**** Supplied material ****
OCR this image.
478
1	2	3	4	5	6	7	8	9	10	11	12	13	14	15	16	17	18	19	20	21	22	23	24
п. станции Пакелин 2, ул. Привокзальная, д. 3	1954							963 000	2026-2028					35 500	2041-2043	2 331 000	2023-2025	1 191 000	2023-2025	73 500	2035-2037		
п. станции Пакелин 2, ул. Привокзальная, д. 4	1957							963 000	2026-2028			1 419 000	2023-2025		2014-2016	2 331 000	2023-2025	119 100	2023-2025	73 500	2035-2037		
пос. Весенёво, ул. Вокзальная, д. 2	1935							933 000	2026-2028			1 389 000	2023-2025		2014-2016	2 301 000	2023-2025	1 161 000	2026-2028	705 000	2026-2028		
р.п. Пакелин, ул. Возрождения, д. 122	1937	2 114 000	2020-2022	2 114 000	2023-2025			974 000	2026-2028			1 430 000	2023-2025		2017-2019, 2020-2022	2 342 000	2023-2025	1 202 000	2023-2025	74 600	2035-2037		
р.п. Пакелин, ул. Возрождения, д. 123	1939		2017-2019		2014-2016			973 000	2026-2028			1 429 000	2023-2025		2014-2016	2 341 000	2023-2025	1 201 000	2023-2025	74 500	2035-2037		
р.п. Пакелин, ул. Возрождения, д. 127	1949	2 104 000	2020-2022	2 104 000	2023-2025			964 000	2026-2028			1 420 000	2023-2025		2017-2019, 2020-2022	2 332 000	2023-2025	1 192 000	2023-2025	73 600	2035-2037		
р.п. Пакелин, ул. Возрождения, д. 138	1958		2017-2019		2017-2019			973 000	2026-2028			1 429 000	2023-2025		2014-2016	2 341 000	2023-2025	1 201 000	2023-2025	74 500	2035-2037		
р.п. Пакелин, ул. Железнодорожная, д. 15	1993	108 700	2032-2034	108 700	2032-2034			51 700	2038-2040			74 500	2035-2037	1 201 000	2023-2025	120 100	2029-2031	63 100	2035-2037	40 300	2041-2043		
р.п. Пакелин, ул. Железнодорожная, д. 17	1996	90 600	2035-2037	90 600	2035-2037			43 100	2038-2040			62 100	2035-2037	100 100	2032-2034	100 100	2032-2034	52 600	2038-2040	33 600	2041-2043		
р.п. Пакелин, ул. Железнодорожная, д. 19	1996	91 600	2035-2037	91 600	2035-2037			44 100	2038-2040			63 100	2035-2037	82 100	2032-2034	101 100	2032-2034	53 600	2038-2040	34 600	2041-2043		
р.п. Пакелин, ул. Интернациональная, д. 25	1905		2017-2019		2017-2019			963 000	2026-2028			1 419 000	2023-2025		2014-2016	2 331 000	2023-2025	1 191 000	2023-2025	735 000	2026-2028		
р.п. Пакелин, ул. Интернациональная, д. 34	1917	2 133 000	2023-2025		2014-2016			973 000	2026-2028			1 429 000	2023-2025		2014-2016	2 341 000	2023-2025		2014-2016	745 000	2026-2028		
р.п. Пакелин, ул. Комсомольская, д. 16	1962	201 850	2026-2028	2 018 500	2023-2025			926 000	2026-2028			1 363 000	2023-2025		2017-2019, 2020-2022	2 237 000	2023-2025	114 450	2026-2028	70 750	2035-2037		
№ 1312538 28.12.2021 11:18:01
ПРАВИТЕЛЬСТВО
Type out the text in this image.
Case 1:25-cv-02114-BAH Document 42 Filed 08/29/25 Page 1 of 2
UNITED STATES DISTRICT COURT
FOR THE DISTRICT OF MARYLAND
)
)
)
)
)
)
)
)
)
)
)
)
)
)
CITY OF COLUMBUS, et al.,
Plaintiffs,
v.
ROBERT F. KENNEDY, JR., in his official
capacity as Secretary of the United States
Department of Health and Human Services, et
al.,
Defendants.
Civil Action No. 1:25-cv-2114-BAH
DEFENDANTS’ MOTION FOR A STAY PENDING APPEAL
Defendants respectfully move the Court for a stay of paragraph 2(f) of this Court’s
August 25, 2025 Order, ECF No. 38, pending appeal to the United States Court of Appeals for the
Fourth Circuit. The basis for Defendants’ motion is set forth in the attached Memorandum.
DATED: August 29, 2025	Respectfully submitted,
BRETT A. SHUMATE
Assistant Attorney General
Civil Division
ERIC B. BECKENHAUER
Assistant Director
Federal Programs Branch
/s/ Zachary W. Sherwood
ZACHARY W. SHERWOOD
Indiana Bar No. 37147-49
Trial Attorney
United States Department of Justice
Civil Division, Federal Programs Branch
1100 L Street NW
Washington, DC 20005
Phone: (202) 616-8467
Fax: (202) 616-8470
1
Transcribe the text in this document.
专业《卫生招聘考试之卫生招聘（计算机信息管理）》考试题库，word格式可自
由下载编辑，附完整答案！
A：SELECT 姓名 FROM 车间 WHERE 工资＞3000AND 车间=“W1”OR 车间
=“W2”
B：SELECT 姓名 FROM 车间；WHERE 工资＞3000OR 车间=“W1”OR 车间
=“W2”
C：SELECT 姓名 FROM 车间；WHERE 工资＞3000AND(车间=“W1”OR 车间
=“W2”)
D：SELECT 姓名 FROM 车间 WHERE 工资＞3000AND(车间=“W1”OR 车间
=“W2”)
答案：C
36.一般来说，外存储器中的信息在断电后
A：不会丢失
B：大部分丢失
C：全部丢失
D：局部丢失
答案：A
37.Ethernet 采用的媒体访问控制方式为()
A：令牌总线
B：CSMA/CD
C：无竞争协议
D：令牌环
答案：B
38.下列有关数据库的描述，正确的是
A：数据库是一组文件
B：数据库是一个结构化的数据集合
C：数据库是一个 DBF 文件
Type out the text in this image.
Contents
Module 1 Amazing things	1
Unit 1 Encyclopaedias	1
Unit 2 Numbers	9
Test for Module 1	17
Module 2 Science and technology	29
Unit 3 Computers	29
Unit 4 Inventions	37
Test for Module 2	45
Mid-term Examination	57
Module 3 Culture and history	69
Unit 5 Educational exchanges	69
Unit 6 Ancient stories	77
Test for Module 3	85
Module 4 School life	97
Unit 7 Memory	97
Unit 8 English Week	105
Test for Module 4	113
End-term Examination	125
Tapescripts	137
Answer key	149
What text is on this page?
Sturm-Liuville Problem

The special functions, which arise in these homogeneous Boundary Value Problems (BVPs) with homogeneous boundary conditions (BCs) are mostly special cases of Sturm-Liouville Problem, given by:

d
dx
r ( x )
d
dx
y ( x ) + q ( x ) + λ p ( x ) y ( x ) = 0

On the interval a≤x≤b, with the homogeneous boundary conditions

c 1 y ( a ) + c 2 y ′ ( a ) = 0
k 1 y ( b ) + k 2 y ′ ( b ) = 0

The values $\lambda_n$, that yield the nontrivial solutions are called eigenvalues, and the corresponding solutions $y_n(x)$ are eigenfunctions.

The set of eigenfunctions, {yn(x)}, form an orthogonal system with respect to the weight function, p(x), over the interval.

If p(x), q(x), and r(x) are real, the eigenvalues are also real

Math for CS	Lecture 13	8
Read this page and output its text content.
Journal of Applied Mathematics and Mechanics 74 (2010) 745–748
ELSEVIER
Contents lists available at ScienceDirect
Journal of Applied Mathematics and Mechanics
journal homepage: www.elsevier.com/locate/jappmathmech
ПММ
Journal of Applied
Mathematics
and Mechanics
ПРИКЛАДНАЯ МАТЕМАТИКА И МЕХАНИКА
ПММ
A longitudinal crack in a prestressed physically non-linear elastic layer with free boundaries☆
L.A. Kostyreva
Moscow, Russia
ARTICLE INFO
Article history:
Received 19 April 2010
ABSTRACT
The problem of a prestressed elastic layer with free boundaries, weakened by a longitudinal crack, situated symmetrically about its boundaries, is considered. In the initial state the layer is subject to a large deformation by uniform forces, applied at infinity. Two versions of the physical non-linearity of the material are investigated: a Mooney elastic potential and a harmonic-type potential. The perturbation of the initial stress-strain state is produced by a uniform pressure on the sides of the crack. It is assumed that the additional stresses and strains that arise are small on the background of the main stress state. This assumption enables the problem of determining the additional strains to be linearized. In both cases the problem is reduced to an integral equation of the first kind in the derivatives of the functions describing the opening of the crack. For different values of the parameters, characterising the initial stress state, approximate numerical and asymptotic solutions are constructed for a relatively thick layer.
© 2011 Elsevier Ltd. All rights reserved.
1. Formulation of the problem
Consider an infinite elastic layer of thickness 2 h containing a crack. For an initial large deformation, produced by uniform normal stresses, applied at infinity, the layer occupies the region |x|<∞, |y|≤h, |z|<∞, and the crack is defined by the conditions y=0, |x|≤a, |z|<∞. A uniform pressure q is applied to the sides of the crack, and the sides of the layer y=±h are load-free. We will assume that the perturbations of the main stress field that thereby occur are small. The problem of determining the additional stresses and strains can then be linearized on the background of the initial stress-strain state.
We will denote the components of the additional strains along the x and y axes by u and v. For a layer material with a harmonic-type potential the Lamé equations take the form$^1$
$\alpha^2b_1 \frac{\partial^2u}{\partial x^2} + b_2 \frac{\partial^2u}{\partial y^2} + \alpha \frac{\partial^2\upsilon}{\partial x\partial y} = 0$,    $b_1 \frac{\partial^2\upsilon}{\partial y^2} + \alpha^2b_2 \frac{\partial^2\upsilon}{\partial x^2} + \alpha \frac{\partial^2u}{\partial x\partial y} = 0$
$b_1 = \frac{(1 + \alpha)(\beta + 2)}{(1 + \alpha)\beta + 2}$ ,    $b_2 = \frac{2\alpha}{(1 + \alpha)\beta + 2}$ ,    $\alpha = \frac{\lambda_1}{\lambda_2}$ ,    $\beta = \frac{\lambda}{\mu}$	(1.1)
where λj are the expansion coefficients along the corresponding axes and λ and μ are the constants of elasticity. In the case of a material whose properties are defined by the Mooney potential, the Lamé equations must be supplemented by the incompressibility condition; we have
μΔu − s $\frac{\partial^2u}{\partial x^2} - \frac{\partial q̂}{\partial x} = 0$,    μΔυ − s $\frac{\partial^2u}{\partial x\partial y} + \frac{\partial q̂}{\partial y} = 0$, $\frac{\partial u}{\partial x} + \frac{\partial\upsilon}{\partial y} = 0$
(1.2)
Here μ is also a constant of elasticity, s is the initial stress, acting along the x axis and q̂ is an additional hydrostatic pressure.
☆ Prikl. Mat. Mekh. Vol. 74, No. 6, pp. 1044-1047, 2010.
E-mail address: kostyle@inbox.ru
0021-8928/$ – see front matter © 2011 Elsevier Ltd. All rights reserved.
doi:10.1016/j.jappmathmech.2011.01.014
****
→ **To do**
Identify which lines contain the word "FROM" and copy each one.

→ **Output of the exercise**
A：SELECT 姓名 FROM 车间 WHERE 工资＞3000AND 车间=“W1”OR 车间
B：SELECT 姓名 FROM 车间；WHERE 工资＞3000OR 车间=“W1”OR 车间
C：SELECT 姓名 FROM 车间；WHERE 工资＞3000AND(车间=“W1”OR 车间
D：SELECT 姓名 FROM 车间 WHERE 工资＞3000AND(车间=“W1”OR 车间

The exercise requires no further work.